### EXERCISES:
1. In the ATmega128 board text, give the passage starting with "There are actually" and going on through "R2 1206 Optional - Used at external power only." again, substituting "experience" for "skills".
2. Pick up the ATmega128 prototyping board text where it stops and write what comes next.

### PAGE EXCERPT:
◆ ◆ ◆ ◆ ◆ ◆ ◆

ATmega 128 Prototyping Board

This little project started off with a large graphical VFD. I wanted to make a controller board for that display so it could be controlled from a PC (or other device) via USB. But when I started to draw up the schematics, I ended up with a more generic design that made it possible to use the Atmel ATmega128 (and compatible) in different projects.

The idea behind this page it to provide some help for those who had got a board from me (or made one yourself from my plans). You can find schematics, placement drawings and port usage pictures here as downloadable pdf-file.

There are actually not much to describe about this. A rather simple and small board that allows you to play around with an ATmega128 (verified) or pin-compatible (ATmega1281 or ATmega2561, these are not yet verified). To summarize the design, the following features are avaiable:
Building the thing

This build requires SMD-mount skills. Best to start with this so You are prepared. The smallest parts are 1206-sized resistors and capacitators. The FT232RL is in a SSOP-28 and the ATmega is a TQFP-64.

First of all, You will need these parts to build this thing:

Value Position Type Note
330 ohm R1, R4, R5 1206 Value may be adjusted depending on LED selection.
4.7 kohm R2 1206 Optional - Used at external power only.
6.8 kohm R7 1206 Adapt value to application.
10 kohm R3 1206 Optional - Used at external power only.
10 kohm R6 1206  
XX pF C6, C7 1206 Must be matched with crystal if used.
100 nF C2 - C5, C8 - C12 1206  
22 uF/10 V C1 EIA 6032 Tantalium type.
XX MHz X1 HC49 Choose any within ATmega specification.
32.768 kHz X2   Clock crystal
3 mm LED D1, D2, D3 Choose any color you like...

◆ ◆ ◆ ◆ ◆ ◆ ◆

### RAW RECORDS:
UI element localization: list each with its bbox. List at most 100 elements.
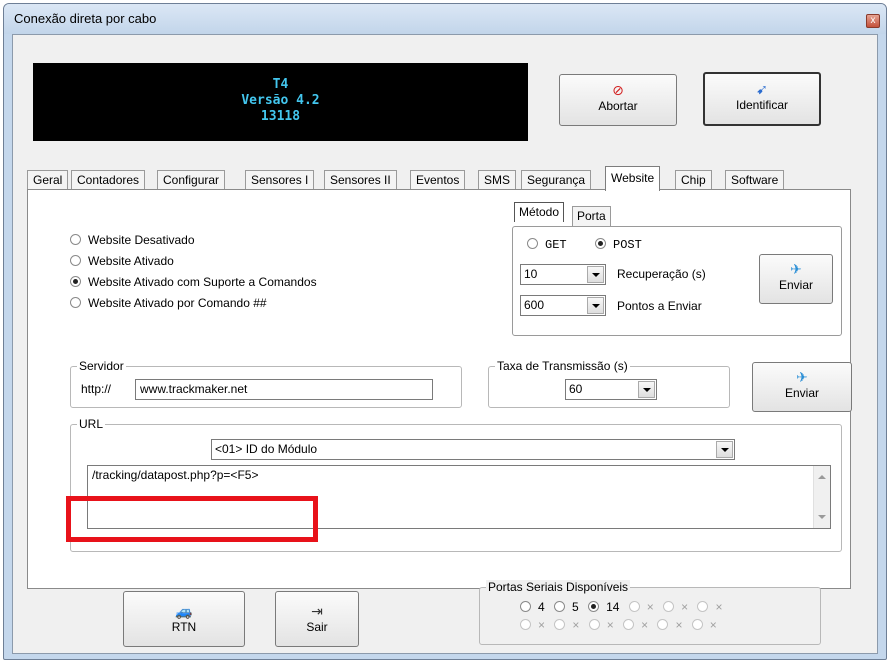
port-label: × bbox=[681, 600, 689, 614]
device-identify-icon: ➹ bbox=[756, 81, 768, 97]
tab-contadores[interactable]: Contadores bbox=[71, 170, 146, 190]
radio-button-selected[interactable] bbox=[588, 601, 600, 612]
port-option: × bbox=[691, 618, 717, 632]
car-icon: 🚙 bbox=[175, 603, 193, 619]
device-info-display: T4 Versão 4.2 13118 bbox=[33, 63, 528, 141]
transmission-legend: Taxa de Transmissão (s) bbox=[495, 359, 630, 373]
abort-button[interactable]: ⊘ Abortar bbox=[559, 74, 677, 126]
port-option: × bbox=[697, 600, 723, 614]
radio-button-selected[interactable] bbox=[70, 276, 81, 287]
port-label: 14 bbox=[606, 600, 620, 614]
radio-button[interactable] bbox=[70, 234, 81, 245]
tab-metodo[interactable]: Método bbox=[514, 202, 565, 222]
mode-label: Website Ativado por Comando ## bbox=[88, 296, 267, 310]
mode-option-enabled[interactable]: Website Ativado bbox=[70, 254, 174, 268]
radio-button[interactable] bbox=[520, 601, 531, 612]
device-version: Versão 4.2 bbox=[241, 93, 320, 108]
points-value: 600 bbox=[524, 298, 545, 312]
port-label: × bbox=[715, 600, 723, 614]
port-option: × bbox=[663, 600, 688, 614]
server-group: Servidor http:// www.trackmaker.net bbox=[70, 359, 462, 408]
transmission-value: 60 bbox=[569, 382, 583, 396]
port-option: × bbox=[628, 600, 654, 614]
server-prefix: http:// bbox=[81, 382, 112, 396]
transmission-send-button[interactable]: ✈ Enviar bbox=[752, 362, 852, 412]
chevron-down-icon[interactable] bbox=[587, 297, 604, 314]
title-bar[interactable]: Conexão direta por cabo x bbox=[4, 4, 886, 34]
radio-button bbox=[520, 619, 531, 630]
tab-configurar[interactable]: Configurar bbox=[157, 170, 226, 190]
radio-button[interactable] bbox=[70, 297, 81, 308]
radio-button[interactable] bbox=[554, 601, 566, 612]
method-get[interactable]: GET bbox=[527, 238, 567, 252]
no-entry-icon: ⊘ bbox=[612, 82, 624, 98]
scroll-down-icon[interactable] bbox=[818, 515, 826, 519]
dialog-client-area: T4 Versão 4.2 13118 ⊘ Abortar ➹ Identifi… bbox=[12, 34, 878, 654]
serial-ports-row-2: × × × × × × bbox=[520, 618, 723, 632]
tab-sms[interactable]: SMS bbox=[478, 170, 517, 190]
window-title: Conexão direta por cabo bbox=[14, 11, 157, 26]
identify-button[interactable]: ➹ Identificar bbox=[703, 72, 821, 126]
send-label: Enviar bbox=[784, 386, 819, 400]
tab-website[interactable]: Website bbox=[605, 166, 661, 191]
port-label: × bbox=[646, 600, 654, 614]
radio-button-selected[interactable] bbox=[595, 238, 606, 249]
url-scrollbar[interactable] bbox=[813, 466, 830, 528]
transmission-select[interactable]: 60 bbox=[565, 379, 657, 400]
abort-label: Abortar bbox=[598, 99, 638, 113]
send-icon: ✈ bbox=[790, 261, 802, 277]
close-button[interactable]: x bbox=[866, 14, 880, 28]
close-icon: x bbox=[870, 15, 876, 26]
dialog-window: Conexão direta por cabo x T4 Versão 4.2 … bbox=[3, 3, 887, 660]
post-label: POST bbox=[613, 238, 642, 252]
port-option[interactable]: 14 bbox=[588, 600, 619, 614]
tab-eventos[interactable]: Eventos bbox=[410, 170, 466, 190]
method-send-button[interactable]: ✈ Enviar bbox=[759, 254, 833, 304]
radio-button bbox=[588, 619, 600, 630]
port-option: × bbox=[520, 618, 545, 632]
radio-button bbox=[691, 619, 703, 630]
tab-software[interactable]: Software bbox=[725, 170, 785, 190]
port-option: × bbox=[588, 618, 614, 632]
radio-button[interactable] bbox=[70, 255, 81, 266]
url-field-select[interactable]: <01> ID do Módulo bbox=[211, 439, 735, 460]
exit-button[interactable]: ⇥ Sair bbox=[275, 591, 359, 647]
port-option[interactable]: 5 bbox=[554, 600, 579, 614]
mode-option-disabled[interactable]: Website Desativado bbox=[70, 233, 195, 247]
radio-button[interactable] bbox=[527, 238, 538, 249]
radio-button bbox=[657, 619, 669, 630]
mode-option-enabled-commands[interactable]: Website Ativado com Suporte a Comandos bbox=[70, 275, 317, 289]
server-input[interactable]: www.trackmaker.net bbox=[135, 379, 433, 400]
points-select[interactable]: 600 bbox=[520, 295, 606, 316]
mode-option-by-command[interactable]: Website Ativado por Comando ## bbox=[70, 296, 267, 310]
radio-button bbox=[663, 601, 675, 612]
rtn-button[interactable]: 🚙 RTN bbox=[123, 591, 245, 647]
recovery-label: Recuperação (s) bbox=[617, 267, 706, 281]
tab-seguranca[interactable]: Segurança bbox=[521, 170, 592, 190]
tab-porta[interactable]: Porta bbox=[572, 206, 611, 226]
exit-label: Sair bbox=[306, 620, 328, 634]
port-label: × bbox=[709, 618, 717, 632]
url-field-value: <01> ID do Módulo bbox=[215, 442, 318, 456]
tab-geral[interactable]: Geral bbox=[27, 170, 69, 190]
url-legend: URL bbox=[77, 417, 106, 431]
recovery-value: 10 bbox=[524, 267, 538, 281]
mode-label: Website Desativado bbox=[88, 233, 195, 247]
port-label: × bbox=[572, 618, 580, 632]
port-option[interactable]: 4 bbox=[520, 600, 545, 614]
chevron-down-icon[interactable] bbox=[716, 441, 733, 458]
chevron-down-icon[interactable] bbox=[587, 266, 604, 283]
tab-sensores-ii[interactable]: Sensores II bbox=[324, 170, 397, 190]
url-value: /tracking/datapost.php?p=<F5> bbox=[92, 468, 259, 482]
scroll-up-icon[interactable] bbox=[818, 475, 826, 479]
tab-sensores-i[interactable]: Sensores I bbox=[245, 170, 315, 190]
method-post[interactable]: POST bbox=[595, 238, 642, 252]
serial-ports-group: Portas Seriais Disponíveis 4 5 14 × × × … bbox=[479, 580, 821, 645]
port-label: 5 bbox=[572, 600, 579, 614]
device-model: T4 bbox=[272, 77, 289, 92]
chevron-down-icon[interactable] bbox=[638, 381, 655, 398]
exit-icon: ⇥ bbox=[311, 603, 323, 619]
port-option: × bbox=[657, 618, 682, 632]
recovery-select[interactable]: 10 bbox=[520, 264, 606, 285]
tab-chip[interactable]: Chip bbox=[675, 170, 712, 190]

◆ ◆ ◆ ◆ ◆ ◆ ◆

### TASK RESPONSES:
1.
There are actually not much to describe about this. A rather simple and small board that allows you to play around with an ATmega128 (verified) or pin-compatible (ATmega1281 or ATmega2561, these are not yet verified). To summarize the design, the following features are avaiable:
Building the thing

This build requires SMD-mount experience. Best to start with this so You are prepared. The smallest parts are 1206-sized resistors and capacitators. The FT232RL is in a SSOP-28 and the ATmega is a TQFP-64.

First of all, You will need these parts to build this thing:

Value Position Type Note
330 ohm R1, R4, R5 1206 Value may be adjusted depending on LED selection.
4.7 kohm R2 1206 Optional - Used at external power only.

2.
ATmega128 U1 TQFP64 Could be replaced with ATmega1281/2561.
FT232RL U2 SSOP-28  
2-pin strap JP1, JP3, JP4   2.54 mm spacing
4-pin strap JP2   2.54 mm spacing
Pushbutton B1 6 x 6 mm ALPS
6-pin header J10    
10-pin header J4, J5, J6, J8, J9    
26-pin header J2, J3    
USB-B J1   USB type B PCB connector

The easiest way to build this board is to start with the two IC's, followed by the other SMD parts. Then, mount LED's, reset button and crystal(s). Finish the build by mounting the strapping headers and all pinheaders. This board should be an easy task if you have done SMD before. If not, then search the net - there are some decent guides around (or get someone to help you).

This board allows some different setups regarding power supply and MCU clock. The selection involves selecting some parts to be mounted and some to leave out. Below are the combinations that could be used for power: To avoid mistakes, there are some simple rules to follow:

1. Don't apply multiple power sources. Choose one and stay with it. If changed (specially if Vtarget have been used), be sure that the board is properly reconfigured.

2. R2 and R3 should not be used if power is taken from USB.

3. There is no polarity protection at the board. Beware of that when connecting to J7. USB or Vtarget does not have the risk as reveres polarity can't be done.

4. 3.3 V power could be used, but only via J7.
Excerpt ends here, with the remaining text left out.